• **Your tasks**
- a) According to the text on security interview questions, Pamela Fusco is an adviser to which organization?
- b) Continue the text on security interview questions from where it stops.

Security Interview Question 4: What do you think about security convergence and its effect on our company?
Executives may not use the word convergence, but you can bet they have heard about or have thought about the movement that security is making toward being part of a larger risk management strategy. It is likely that they will try to suss out your perspective and experience in this area at some point during the interview. "You need to be prepared to discuss convergence, what the pros and cons are, and what your vision is for how to get there," says Champion.
Security Interview Question 5: How do you sell security to other executives?
Good sales and leadership skills are critically important. After all, what good is all that vision and experience if you can't persuade others to your way of thinking? Veteran security executive Pamela Fusco, an adviser to the Information Systems Security Association, has often been asked to make a sales pitch for a particular business case during an interview. "Executive management needs to know that you can talk at multiple levels and build a business case," says Fusco.
Security Interview Question 6: How do you sell security to the company at large?
Influencing the average employee also comes with the job, and it's often the greatest challenge for security executives. "You have to demonstrate that you can make people change even when they don't want to," says Robert Garigue, vice president for information integrity and chief security executive for Bell Canada. Candidates should go into an interview with examples of situations in which they were able to change ingrained behaviors and long-established processes to accomplish a security goal.
Security Interview Question 7: Why are you leaving your current job?
This is a question where CSO candidates can sabotage themselves by going negative. It's important to be honest but to also stay positive. Perhaps you are looking for greater opportunities for development, a new career challenge or to launch into a different industry or type of company. Don't use the interview to vent about the inadequacies of your current job.
"I've witnessed a lot of senior security position interviews where the individual was crying over spilled milk," says Kevin Lampeter, chief security and fraud officer with a global financial services firm. "If the conversation is about what everyone did to make their job harder, that tells me that they didn't take ownership. That reflects on a candidate's ability to be collaborative and their interpersonal skills." Airing dirty laundry is also poor judgment, says Lampeter. If a candidate is speaking poorly of his current employer, chances are good he'll do the same thing to the next one.
Security Interview Question 8: Are you willing to be accountable for security?

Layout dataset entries

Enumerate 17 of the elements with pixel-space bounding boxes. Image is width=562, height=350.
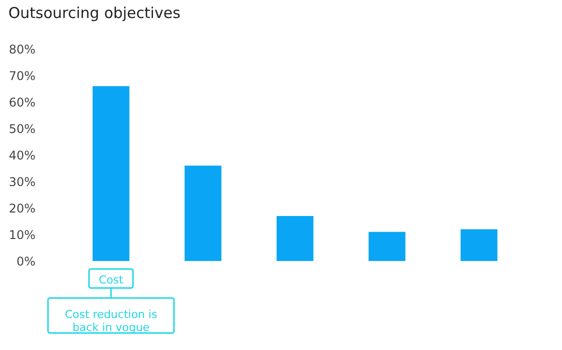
bar [184, 166, 222, 261]
y-tick-label: 30% [8, 175, 36, 189]
annotation: Cost reduction is back in vogue [64, 308, 158, 334]
y-tick-label: 40% [8, 148, 36, 162]
y-tick-label: 10% [8, 228, 36, 242]
y-tick-label: 60% [8, 96, 36, 110]
x-tick-label: Cost [98, 274, 124, 286]
y-tick-label: 20% [8, 202, 36, 216]
y-tick-label: 0% [16, 254, 36, 268]
y-tick-label: 50% [8, 122, 36, 136]
y-tick-label: 80% [8, 42, 36, 56]
chart-title: Outsourcing objectives [8, 4, 181, 22]
bar [460, 229, 498, 261]
bar [368, 232, 406, 261]
y-tick-label: 70% [8, 69, 36, 83]
bar [276, 216, 314, 261]
bar [92, 86, 130, 261]
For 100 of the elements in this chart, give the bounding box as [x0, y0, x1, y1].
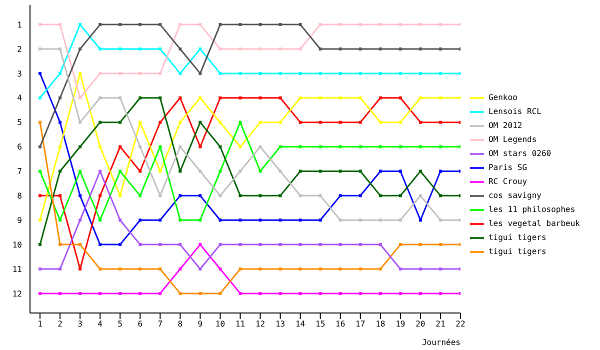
point	[258, 218, 262, 222]
y-tick-label: 8	[17, 192, 22, 201]
point	[258, 194, 262, 198]
point	[118, 96, 122, 100]
point	[78, 243, 82, 246]
point	[58, 218, 62, 222]
point	[338, 145, 342, 148]
point	[298, 72, 302, 75]
point	[38, 120, 42, 124]
point	[98, 268, 102, 270]
point	[178, 194, 182, 198]
point	[118, 23, 122, 26]
y-tick-label: 9	[17, 216, 22, 225]
point	[278, 218, 282, 222]
point	[218, 120, 222, 124]
point	[318, 292, 322, 295]
y-tick-label: 3	[17, 69, 22, 78]
point	[198, 120, 202, 124]
point	[398, 170, 402, 173]
x-tick-label: 2	[58, 320, 63, 329]
point	[298, 48, 302, 50]
point	[218, 96, 222, 100]
legend-label: tigui tigers	[488, 233, 546, 242]
point	[118, 48, 122, 50]
point	[358, 243, 362, 246]
point	[378, 23, 382, 26]
point	[418, 120, 422, 124]
point	[38, 243, 42, 246]
point	[378, 218, 382, 222]
point	[238, 23, 242, 26]
point	[98, 23, 102, 26]
point	[398, 48, 402, 50]
point	[278, 268, 282, 270]
point	[438, 96, 442, 100]
point	[418, 170, 422, 173]
point	[378, 96, 382, 100]
point	[278, 170, 282, 173]
point	[438, 145, 442, 148]
point	[58, 145, 62, 148]
point	[358, 23, 362, 26]
point	[318, 145, 322, 148]
point	[338, 194, 342, 198]
point	[178, 170, 182, 173]
point	[198, 170, 202, 173]
point	[338, 243, 342, 246]
point	[438, 243, 442, 246]
point	[138, 268, 142, 270]
point	[278, 23, 282, 26]
point	[398, 96, 402, 100]
point	[58, 243, 62, 246]
point	[118, 170, 122, 173]
point	[378, 194, 382, 198]
point	[438, 194, 442, 198]
point	[238, 268, 242, 270]
x-tick-label: 8	[178, 320, 183, 329]
point	[438, 48, 442, 50]
point	[58, 268, 62, 270]
point	[418, 268, 422, 270]
point	[258, 23, 262, 26]
point	[118, 72, 122, 75]
point	[258, 268, 262, 270]
point	[138, 170, 142, 173]
point	[338, 120, 342, 124]
point	[278, 194, 282, 198]
point	[398, 268, 402, 270]
point	[258, 72, 262, 75]
point	[138, 48, 142, 50]
point	[278, 292, 282, 295]
point	[98, 243, 102, 246]
point	[38, 72, 42, 75]
point	[438, 23, 442, 26]
point	[298, 145, 302, 148]
point	[138, 292, 142, 295]
y-tick-label: 2	[17, 44, 22, 54]
point	[238, 120, 242, 124]
y-tick-label: 12	[12, 289, 22, 298]
point	[378, 72, 382, 75]
point	[218, 23, 222, 26]
point	[178, 243, 182, 246]
point	[358, 292, 362, 295]
point	[238, 145, 242, 148]
x-tick-label: 18	[376, 320, 386, 329]
legend-label: Paris SG	[488, 163, 528, 172]
point	[378, 48, 382, 50]
point	[198, 194, 202, 198]
point	[138, 120, 142, 124]
point	[158, 194, 162, 198]
point	[218, 292, 222, 295]
point	[118, 194, 122, 198]
point	[118, 218, 122, 222]
point	[58, 292, 62, 295]
point	[338, 96, 342, 100]
point	[78, 72, 82, 75]
point	[178, 218, 182, 222]
y-tick-label: 11	[12, 264, 22, 274]
y-tick-label: 7	[17, 167, 22, 176]
point	[238, 48, 242, 50]
point	[158, 145, 162, 148]
point	[178, 23, 182, 26]
point	[98, 48, 102, 50]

• **The responses**
- a) The Information Systems Security Association.

- b)
This question digs into your knowledge about government regulations that apply to the prospective employer. A candidate needs to be conversant with any regulations that affect the company he's interviewing with, and must show he can integrate business requirements into an overall security program and organization. "They take for granted that you understand all the baseline physical and IT security stuff," says Champion. "They want to know: [Do] you understand their compliance environment and Sarbanes-Oxley? Can you interpret a SAS 70 report from an IT vendor? How will you keep them out of hot water with regulators, auditors and shareholders?"
Security Interview Question 9: Are you a risk-taker?
Security executives are often walking a fine line when they talk about risk with business owners. Business leaders want a CSO who is a risk-taker because they want to do more, do it faster, and they don't want a security executive who constantly says no. In the interview you have to demonstrate that you have a balanced approach to risk and that you are willing to explore ways that the company can take on more risk if that's what it wants to do. "We've all got great examples about how we said no," says Garigue. "What we need are examples of how we said 'yes, take the risk,' but in a controlled way."
Security Interview Question 10: What does this role mean to you?
Once you've gotten through some of the more technical and strategic questions, it's likely that at least one interviewer will throw you an open-ended question like this one. This is your chance to talk about what makes you unique. When Baird was asked this question at United Rentals, it was a welcome opportunity to lay out his perspective. "I explained what I could bring to the table, how I would fit in, and I was candid about the type of organization that I wanted to build. It was a chance to then turn the question back to them and ask if that was the kind of security organization they wanted in their company," he says.
One final thought: CSOs are still the new kids on the block. So don't get hung up on giving the "right" answer or projecting yourself as a traditional CSO, because there is no such thing. "Remember," says Garigue, "the different organizations, problems and laws that you have had to work with have evolved you into the person you are today."